§ **Task brief**: Print the complete set of entries exactly.
++++ Entries supplied
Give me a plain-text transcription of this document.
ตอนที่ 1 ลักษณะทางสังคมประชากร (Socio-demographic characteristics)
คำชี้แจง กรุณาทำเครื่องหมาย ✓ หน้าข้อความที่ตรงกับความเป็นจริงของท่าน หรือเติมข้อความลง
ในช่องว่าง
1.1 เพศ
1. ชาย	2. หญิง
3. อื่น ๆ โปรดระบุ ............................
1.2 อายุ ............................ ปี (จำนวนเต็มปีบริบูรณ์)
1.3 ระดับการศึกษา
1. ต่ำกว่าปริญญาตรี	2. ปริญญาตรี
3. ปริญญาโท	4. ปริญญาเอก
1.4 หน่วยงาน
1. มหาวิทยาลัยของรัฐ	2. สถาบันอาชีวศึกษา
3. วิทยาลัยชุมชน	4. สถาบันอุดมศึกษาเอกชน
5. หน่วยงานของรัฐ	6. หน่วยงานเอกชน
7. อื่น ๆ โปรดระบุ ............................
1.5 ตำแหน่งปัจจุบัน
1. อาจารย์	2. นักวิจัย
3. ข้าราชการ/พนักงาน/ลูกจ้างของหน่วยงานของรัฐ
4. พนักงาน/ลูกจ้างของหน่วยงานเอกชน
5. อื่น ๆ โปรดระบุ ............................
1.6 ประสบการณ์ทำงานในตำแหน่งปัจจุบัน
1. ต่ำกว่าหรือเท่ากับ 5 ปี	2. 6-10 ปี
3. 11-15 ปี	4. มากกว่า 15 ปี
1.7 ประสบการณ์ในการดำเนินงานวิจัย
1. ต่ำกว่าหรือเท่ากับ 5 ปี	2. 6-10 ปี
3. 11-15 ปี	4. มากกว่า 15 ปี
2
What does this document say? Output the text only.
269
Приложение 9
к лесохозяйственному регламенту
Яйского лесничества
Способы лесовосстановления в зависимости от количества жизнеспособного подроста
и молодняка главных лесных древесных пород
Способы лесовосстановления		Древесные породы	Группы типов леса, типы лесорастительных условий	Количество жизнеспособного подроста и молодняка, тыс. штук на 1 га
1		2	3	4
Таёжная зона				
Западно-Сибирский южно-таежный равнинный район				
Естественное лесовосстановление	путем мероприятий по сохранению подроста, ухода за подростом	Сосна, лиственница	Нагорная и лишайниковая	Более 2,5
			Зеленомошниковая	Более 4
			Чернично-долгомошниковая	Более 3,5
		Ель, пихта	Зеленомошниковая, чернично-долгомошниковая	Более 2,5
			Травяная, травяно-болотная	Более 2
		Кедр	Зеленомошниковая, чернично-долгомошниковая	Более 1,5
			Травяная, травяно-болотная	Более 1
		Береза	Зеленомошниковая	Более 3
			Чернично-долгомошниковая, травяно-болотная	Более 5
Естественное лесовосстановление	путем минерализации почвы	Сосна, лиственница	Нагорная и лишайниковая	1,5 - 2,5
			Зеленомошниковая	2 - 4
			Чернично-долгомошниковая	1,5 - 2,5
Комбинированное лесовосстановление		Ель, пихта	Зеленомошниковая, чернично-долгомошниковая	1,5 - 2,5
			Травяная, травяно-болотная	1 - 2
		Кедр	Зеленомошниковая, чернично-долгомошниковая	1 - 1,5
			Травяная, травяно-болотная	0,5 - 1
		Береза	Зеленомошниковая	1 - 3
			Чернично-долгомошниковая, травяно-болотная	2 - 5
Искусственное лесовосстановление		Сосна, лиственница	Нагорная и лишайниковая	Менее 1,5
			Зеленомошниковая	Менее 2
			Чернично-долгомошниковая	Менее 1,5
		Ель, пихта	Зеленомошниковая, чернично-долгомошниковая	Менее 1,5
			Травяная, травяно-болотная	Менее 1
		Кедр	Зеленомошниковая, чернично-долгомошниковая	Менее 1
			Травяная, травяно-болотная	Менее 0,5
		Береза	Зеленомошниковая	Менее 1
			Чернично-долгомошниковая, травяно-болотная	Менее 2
++++++++
§ **Result of the exercise**:
Give me a plain-text transcription of this document.
ตอนที่ 1 ลักษณะทางสังคมประชากร (Socio-demographic characteristics)
คำชี้แจง กรุณาทำเครื่องหมาย ✓ หน้าข้อความที่ตรงกับความเป็นจริงของท่าน หรือเติมข้อความลง
ในช่องว่าง
1.1 เพศ
1. ชาย	2. หญิง
3. อื่น ๆ โปรดระบุ ............................
1.2 อายุ ............................ ปี (จำนวนเต็มปีบริบูรณ์)
1.3 ระดับการศึกษา
1. ต่ำกว่าปริญญาตรี	2. ปริญญาตรี
3. ปริญญาโท	4. ปริญญาเอก
1.4 หน่วยงาน
1. มหาวิทยาลัยของรัฐ	2. สถาบันอาชีวศึกษา
3. วิทยาลัยชุมชน	4. สถาบันอุดมศึกษาเอกชน
5. หน่วยงานของรัฐ	6. หน่วยงานเอกชน
7. อื่น ๆ โปรดระบุ ............................
1.5 ตำแหน่งปัจจุบัน
1. อาจารย์	2. นักวิจัย
3. ข้าราชการ/พนักงาน/ลูกจ้างของหน่วยงานของรัฐ
4. พนักงาน/ลูกจ้างของหน่วยงานเอกชน
5. อื่น ๆ โปรดระบุ ............................
1.6 ประสบการณ์ทำงานในตำแหน่งปัจจุบัน
1. ต่ำกว่าหรือเท่ากับ 5 ปี	2. 6-10 ปี
3. 11-15 ปี	4. มากกว่า 15 ปี
1.7 ประสบการณ์ในการดำเนินงานวิจัย
1. ต่ำกว่าหรือเท่ากับ 5 ปี	2. 6-10 ปี
3. 11-15 ปี	4. มากกว่า 15 ปี
2
What does this document say? Output the text only.
269
Приложение 9
к лесохозяйственному регламенту
Яйского лесничества
Способы лесовосстановления в зависимости от количества жизнеспособного подроста
и молодняка главных лесных древесных пород
Способы лесовосстановления		Древесные породы	Группы типов леса, типы лесорастительных условий	Количество жизнеспособного подроста и молодняка, тыс. штук на 1 га
1		2	3	4
Таёжная зона				
Западно-Сибирский южно-таежный равнинный район				
Естественное лесовосстановление	путем мероприятий по сохранению подроста, ухода за подростом	Сосна, лиственница	Нагорная и лишайниковая	Более 2,5
			Зеленомошниковая	Более 4
			Чернично-долгомошниковая	Более 3,5
		Ель, пихта	Зеленомошниковая, чернично-долгомошниковая	Более 2,5
			Травяная, травяно-болотная	Более 2
		Кедр	Зеленомошниковая, чернично-долгомошниковая	Более 1,5
			Травяная, травяно-болотная	Более 1
		Береза	Зеленомошниковая	Более 3
			Чернично-долгомошниковая, травяно-болотная	Более 5
Естественное лесовосстановление	путем минерализации почвы	Сосна, лиственница	Нагорная и лишайниковая	1,5 - 2,5
			Зеленомошниковая	2 - 4
			Чернично-долгомошниковая	1,5 - 2,5
Комбинированное лесовосстановление		Ель, пихта	Зеленомошниковая, чернично-долгомошниковая	1,5 - 2,5
			Травяная, травяно-болотная	1 - 2
		Кедр	Зеленомошниковая, чернично-долгомошниковая	1 - 1,5
			Травяная, травяно-болотная	0,5 - 1
		Береза	Зеленомошниковая	1 - 3
			Чернично-долгомошниковая, травяно-болотная	2 - 5
Искусственное лесовосстановление		Сосна, лиственница	Нагорная и лишайниковая	Менее 1,5
			Зеленомошниковая	Менее 2
			Чернично-долгомошниковая	Менее 1,5
		Ель, пихта	Зеленомошниковая, чернично-долгомошниковая	Менее 1,5
			Травяная, травяно-болотная	Менее 1
		Кедр	Зеленомошниковая, чернично-долгомошниковая	Менее 1
			Травяная, травяно-болотная	Менее 0,5
		Береза	Зеленомошниковая	Менее 1
			Чернично-долгомошниковая, травяно-болотная	Менее 2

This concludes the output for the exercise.